### RECORDS TO USE

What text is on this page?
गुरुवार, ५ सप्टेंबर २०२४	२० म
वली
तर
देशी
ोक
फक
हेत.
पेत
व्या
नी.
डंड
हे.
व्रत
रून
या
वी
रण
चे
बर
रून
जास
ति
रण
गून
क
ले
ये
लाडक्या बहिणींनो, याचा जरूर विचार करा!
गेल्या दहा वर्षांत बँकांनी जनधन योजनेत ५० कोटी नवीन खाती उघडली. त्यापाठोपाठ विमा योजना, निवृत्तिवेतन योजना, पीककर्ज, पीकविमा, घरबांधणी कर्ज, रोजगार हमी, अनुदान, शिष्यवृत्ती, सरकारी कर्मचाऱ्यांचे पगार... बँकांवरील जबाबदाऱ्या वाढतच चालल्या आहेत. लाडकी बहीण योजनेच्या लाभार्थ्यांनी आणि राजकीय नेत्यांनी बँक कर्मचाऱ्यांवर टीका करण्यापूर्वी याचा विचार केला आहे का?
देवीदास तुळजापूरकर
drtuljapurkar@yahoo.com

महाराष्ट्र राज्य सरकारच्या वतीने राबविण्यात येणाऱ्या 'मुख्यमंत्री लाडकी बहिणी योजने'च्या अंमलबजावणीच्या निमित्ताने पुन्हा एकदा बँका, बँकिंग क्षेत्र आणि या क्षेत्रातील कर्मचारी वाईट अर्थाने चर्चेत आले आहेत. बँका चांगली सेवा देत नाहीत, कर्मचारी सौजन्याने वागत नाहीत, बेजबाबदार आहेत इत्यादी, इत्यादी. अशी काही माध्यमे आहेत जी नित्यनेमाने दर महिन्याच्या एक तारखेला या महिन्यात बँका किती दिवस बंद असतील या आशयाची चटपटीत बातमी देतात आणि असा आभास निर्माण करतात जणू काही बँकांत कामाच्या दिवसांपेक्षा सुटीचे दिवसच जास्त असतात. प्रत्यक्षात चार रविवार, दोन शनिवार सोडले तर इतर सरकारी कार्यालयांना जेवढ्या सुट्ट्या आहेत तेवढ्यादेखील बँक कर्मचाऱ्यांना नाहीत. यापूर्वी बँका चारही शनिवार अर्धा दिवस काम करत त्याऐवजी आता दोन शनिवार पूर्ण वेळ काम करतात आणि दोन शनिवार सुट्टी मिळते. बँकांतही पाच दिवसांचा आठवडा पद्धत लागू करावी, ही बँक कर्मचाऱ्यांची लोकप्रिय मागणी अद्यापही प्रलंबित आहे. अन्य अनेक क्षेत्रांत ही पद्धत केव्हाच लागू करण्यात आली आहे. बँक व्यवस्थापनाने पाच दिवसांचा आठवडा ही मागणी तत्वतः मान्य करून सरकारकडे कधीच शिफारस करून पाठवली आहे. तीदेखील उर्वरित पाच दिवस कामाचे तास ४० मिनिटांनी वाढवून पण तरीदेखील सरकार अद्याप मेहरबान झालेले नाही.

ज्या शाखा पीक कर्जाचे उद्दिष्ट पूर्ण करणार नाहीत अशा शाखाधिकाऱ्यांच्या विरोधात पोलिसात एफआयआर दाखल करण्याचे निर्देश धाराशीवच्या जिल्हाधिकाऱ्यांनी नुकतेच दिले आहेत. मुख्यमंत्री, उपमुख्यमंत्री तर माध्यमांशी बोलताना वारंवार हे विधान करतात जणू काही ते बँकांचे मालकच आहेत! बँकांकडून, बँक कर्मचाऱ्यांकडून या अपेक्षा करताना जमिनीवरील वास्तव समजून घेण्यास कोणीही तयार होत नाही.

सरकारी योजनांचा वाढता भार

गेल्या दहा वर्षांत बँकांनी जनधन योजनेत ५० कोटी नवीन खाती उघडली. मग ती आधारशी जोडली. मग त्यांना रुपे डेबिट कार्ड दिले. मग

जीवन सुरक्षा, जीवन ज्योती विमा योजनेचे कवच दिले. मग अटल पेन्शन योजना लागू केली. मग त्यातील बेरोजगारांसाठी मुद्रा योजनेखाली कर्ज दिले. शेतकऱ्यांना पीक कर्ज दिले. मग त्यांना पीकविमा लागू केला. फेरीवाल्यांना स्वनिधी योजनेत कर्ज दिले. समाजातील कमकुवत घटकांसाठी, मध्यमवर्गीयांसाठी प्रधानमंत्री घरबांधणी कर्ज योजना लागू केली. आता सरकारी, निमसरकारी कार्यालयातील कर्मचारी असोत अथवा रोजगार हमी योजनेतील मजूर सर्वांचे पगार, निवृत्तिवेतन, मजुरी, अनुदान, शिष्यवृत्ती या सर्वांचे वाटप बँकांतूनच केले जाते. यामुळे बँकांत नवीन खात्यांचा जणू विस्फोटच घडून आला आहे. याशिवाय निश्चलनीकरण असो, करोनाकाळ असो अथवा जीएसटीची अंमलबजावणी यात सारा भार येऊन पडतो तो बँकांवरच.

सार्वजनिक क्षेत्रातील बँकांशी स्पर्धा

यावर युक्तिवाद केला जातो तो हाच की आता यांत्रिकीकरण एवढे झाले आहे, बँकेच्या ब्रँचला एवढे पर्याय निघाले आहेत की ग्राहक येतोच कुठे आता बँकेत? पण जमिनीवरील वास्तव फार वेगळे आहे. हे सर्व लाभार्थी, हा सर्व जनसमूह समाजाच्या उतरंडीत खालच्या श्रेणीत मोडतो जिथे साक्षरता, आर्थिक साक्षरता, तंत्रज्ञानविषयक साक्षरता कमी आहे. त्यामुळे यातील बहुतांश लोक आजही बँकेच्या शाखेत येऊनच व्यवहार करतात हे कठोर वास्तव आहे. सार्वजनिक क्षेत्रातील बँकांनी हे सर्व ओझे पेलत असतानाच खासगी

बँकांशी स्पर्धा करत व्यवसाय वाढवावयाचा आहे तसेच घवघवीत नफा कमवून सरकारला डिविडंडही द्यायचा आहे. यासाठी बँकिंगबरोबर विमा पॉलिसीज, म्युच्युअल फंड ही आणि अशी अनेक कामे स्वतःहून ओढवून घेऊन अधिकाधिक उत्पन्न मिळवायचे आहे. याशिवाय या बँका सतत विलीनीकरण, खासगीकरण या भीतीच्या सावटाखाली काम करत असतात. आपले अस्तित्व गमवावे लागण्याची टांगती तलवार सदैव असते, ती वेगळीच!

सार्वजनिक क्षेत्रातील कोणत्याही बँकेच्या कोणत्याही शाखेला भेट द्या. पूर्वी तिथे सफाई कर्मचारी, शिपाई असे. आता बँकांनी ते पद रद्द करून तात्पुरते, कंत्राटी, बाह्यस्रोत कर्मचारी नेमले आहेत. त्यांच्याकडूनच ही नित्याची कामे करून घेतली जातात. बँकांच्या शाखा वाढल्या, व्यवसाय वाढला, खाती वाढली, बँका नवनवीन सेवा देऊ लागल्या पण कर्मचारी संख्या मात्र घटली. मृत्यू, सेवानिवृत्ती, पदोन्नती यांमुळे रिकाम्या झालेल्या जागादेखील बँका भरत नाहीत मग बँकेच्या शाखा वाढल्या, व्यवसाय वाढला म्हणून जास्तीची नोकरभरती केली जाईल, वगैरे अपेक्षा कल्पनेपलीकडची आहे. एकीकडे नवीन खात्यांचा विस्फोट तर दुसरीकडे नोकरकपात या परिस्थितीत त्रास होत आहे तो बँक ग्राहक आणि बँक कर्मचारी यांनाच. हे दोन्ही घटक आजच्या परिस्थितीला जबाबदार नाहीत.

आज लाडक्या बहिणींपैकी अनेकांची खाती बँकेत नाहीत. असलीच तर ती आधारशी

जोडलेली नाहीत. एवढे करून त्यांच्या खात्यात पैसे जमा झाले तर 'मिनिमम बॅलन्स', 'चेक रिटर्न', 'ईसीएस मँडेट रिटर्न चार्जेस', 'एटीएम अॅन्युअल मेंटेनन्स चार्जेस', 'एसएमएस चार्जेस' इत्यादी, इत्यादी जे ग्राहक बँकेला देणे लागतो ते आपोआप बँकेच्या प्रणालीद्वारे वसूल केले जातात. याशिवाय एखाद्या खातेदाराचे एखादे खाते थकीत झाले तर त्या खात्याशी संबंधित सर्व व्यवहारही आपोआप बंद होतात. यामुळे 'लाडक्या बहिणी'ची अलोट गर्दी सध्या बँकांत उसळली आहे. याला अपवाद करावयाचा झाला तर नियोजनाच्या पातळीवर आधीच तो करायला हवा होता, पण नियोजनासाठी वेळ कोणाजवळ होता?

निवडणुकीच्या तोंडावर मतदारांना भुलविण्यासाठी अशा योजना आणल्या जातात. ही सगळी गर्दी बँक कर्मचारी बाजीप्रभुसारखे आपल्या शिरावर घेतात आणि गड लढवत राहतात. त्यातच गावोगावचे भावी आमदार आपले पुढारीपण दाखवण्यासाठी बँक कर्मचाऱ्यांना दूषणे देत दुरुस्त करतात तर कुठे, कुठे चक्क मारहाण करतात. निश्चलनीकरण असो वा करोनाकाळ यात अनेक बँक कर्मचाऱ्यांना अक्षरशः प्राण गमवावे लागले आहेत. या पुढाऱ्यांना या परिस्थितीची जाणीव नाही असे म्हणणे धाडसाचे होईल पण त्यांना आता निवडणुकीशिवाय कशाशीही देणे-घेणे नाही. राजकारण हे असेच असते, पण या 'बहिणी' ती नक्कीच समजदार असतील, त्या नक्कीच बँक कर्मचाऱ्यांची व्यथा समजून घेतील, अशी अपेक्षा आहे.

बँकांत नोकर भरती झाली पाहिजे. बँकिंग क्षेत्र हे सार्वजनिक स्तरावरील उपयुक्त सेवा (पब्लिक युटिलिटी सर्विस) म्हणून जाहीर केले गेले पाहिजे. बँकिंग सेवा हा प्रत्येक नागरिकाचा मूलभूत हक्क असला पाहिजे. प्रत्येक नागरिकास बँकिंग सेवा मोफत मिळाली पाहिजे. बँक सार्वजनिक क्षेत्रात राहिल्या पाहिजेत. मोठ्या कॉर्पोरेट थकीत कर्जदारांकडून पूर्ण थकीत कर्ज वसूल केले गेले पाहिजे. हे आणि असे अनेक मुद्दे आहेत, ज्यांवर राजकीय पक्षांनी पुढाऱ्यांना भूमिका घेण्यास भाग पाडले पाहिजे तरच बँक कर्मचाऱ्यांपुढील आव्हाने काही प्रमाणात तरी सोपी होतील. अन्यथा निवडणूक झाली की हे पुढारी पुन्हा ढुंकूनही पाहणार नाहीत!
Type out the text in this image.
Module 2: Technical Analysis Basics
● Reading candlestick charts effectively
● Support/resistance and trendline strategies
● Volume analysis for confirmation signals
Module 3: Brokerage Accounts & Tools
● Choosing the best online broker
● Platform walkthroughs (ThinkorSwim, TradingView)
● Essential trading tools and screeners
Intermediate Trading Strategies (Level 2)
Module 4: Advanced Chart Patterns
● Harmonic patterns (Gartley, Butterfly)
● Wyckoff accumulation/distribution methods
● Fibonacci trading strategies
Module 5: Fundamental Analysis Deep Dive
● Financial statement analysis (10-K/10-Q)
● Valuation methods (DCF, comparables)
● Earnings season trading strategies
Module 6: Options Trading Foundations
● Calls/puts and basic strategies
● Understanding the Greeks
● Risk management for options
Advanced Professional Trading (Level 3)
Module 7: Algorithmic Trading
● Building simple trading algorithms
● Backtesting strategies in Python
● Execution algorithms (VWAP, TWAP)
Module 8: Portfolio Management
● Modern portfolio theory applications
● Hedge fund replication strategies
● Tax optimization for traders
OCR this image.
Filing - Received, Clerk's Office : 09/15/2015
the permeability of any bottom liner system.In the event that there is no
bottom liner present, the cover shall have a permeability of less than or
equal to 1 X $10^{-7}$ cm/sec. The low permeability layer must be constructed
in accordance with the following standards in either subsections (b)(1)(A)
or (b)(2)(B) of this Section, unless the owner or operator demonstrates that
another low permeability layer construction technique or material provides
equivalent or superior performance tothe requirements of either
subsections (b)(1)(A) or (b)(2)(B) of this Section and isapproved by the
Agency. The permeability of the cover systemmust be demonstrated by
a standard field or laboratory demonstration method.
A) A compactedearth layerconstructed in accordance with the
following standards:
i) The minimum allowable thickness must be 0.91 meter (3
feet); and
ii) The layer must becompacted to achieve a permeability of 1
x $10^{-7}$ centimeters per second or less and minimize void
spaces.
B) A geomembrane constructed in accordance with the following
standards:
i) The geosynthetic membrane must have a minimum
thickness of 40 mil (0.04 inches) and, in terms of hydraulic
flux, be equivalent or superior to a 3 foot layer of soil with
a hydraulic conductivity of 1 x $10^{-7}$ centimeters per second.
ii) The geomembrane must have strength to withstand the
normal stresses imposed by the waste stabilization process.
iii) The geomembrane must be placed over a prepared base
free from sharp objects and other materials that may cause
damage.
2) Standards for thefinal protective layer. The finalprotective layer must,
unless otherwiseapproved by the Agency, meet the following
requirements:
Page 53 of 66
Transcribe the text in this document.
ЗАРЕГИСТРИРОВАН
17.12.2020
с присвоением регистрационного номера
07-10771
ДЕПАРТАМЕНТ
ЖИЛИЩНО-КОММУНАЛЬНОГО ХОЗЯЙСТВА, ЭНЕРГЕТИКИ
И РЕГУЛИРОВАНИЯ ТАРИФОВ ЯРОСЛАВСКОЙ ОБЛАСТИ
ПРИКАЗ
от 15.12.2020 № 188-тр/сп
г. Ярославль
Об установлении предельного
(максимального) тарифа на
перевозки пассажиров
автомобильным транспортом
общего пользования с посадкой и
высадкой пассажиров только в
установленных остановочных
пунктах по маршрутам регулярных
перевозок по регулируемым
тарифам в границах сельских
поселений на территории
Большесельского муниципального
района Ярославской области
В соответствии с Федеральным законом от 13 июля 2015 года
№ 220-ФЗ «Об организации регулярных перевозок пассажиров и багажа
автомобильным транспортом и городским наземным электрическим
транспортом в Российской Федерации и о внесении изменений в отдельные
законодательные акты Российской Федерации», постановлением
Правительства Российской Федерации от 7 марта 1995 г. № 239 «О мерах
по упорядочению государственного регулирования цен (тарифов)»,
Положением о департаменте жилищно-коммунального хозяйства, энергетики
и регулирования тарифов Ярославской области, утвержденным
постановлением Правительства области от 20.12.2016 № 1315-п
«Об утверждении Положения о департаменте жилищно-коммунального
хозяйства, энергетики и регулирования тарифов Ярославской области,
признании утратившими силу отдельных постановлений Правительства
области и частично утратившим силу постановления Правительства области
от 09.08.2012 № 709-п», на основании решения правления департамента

### STATED TASK
Write down every line of the data above that includes the string "bottom".

### ANSWER BELOW
the permeability of any bottom liner system.In the event that there is no
bottom liner present, the cover shall have a permeability of less than or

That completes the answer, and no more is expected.